[Collection entries]
┄┄┄┄┄┄┄┄┄┄
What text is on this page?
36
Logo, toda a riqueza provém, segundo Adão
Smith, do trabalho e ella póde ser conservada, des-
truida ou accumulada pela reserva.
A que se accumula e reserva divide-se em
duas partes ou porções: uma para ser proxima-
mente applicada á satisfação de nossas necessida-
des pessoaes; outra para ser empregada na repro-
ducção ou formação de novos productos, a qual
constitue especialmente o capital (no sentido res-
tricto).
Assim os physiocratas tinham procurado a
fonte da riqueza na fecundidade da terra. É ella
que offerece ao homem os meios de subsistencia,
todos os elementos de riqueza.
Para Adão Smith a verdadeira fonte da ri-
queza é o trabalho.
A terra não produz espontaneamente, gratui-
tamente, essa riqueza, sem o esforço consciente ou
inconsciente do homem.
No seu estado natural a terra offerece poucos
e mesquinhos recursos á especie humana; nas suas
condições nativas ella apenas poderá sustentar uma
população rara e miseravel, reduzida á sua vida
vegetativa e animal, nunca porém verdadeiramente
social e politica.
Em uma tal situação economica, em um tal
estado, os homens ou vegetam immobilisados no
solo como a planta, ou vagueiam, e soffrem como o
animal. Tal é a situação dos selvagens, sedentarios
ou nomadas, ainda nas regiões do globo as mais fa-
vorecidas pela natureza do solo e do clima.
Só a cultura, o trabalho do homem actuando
┄┄┄┄┄┄┄┄┄┄
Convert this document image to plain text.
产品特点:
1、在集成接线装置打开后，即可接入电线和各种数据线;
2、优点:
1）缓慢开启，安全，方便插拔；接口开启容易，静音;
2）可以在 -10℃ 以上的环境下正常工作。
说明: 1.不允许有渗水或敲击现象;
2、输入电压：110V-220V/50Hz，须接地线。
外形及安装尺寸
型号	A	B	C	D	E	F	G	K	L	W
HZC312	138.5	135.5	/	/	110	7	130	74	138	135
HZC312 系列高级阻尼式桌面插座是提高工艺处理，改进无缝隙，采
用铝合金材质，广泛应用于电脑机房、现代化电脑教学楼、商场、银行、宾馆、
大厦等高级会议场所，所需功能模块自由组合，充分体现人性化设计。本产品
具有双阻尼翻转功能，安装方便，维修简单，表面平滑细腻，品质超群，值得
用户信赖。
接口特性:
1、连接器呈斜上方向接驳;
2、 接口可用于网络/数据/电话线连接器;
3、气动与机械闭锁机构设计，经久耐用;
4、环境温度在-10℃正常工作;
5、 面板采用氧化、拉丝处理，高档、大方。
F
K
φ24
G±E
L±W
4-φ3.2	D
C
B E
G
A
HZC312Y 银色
┄┄┄┄┄┄┄┄┄┄
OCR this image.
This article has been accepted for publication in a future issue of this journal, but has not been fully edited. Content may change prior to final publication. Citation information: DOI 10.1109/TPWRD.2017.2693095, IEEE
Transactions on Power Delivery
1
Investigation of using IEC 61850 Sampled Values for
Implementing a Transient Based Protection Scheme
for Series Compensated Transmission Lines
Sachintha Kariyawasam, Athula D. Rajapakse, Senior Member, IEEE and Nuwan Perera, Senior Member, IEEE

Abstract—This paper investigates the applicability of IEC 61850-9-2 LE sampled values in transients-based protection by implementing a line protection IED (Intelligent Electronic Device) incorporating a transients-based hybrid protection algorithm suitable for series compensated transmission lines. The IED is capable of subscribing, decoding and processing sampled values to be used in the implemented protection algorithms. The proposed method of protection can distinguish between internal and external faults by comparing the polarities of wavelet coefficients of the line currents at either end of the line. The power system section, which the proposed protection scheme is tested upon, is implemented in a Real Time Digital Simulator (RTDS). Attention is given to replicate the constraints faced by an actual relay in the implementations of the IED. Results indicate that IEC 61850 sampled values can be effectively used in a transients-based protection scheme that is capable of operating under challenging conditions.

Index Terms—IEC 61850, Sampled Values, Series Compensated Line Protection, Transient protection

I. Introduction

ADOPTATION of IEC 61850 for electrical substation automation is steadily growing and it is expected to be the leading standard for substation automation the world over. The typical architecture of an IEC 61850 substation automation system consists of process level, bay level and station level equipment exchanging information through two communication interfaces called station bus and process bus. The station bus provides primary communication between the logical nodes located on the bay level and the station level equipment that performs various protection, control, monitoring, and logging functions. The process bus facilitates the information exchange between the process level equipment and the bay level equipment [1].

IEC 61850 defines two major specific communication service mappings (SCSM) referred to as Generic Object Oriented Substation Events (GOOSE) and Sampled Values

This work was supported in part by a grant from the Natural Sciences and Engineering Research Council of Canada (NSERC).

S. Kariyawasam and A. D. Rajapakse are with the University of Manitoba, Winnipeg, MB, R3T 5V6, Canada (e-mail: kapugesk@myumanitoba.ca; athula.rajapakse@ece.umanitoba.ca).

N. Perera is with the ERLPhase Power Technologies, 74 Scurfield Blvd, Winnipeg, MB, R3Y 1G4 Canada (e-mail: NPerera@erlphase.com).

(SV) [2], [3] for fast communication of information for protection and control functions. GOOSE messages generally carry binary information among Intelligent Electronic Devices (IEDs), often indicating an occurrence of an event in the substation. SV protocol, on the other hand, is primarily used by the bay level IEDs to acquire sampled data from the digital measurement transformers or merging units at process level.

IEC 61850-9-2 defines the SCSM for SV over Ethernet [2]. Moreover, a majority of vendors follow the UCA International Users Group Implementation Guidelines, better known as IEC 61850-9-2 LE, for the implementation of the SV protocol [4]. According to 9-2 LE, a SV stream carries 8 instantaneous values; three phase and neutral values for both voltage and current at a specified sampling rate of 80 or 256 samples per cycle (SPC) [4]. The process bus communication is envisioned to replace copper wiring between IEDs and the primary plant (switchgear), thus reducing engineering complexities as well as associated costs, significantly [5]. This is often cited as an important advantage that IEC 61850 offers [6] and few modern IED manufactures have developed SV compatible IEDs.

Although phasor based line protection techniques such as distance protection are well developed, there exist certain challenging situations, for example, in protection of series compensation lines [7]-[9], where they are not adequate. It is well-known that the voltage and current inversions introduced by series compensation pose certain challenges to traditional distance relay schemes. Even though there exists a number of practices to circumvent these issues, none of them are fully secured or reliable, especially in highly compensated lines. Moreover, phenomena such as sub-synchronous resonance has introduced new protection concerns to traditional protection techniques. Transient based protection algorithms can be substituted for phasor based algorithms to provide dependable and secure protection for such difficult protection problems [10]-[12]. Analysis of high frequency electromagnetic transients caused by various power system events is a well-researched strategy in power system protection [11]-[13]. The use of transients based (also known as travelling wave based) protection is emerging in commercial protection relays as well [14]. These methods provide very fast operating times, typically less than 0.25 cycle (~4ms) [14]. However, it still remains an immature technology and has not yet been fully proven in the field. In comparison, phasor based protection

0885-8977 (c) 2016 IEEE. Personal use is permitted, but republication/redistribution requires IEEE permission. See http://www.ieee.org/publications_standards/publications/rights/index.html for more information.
┄┄┄┄┄┄┄┄┄┄
◆ Short exercise ◆
Go through the lines above. Select every one that has the string "ella".

◆ Exercise solution ◆
Smith, do trabalho e ella póde ser conservada, des-
fonte da riqueza na fecundidade da terra. É ella
condições nativas ella apenas poderá sustentar uma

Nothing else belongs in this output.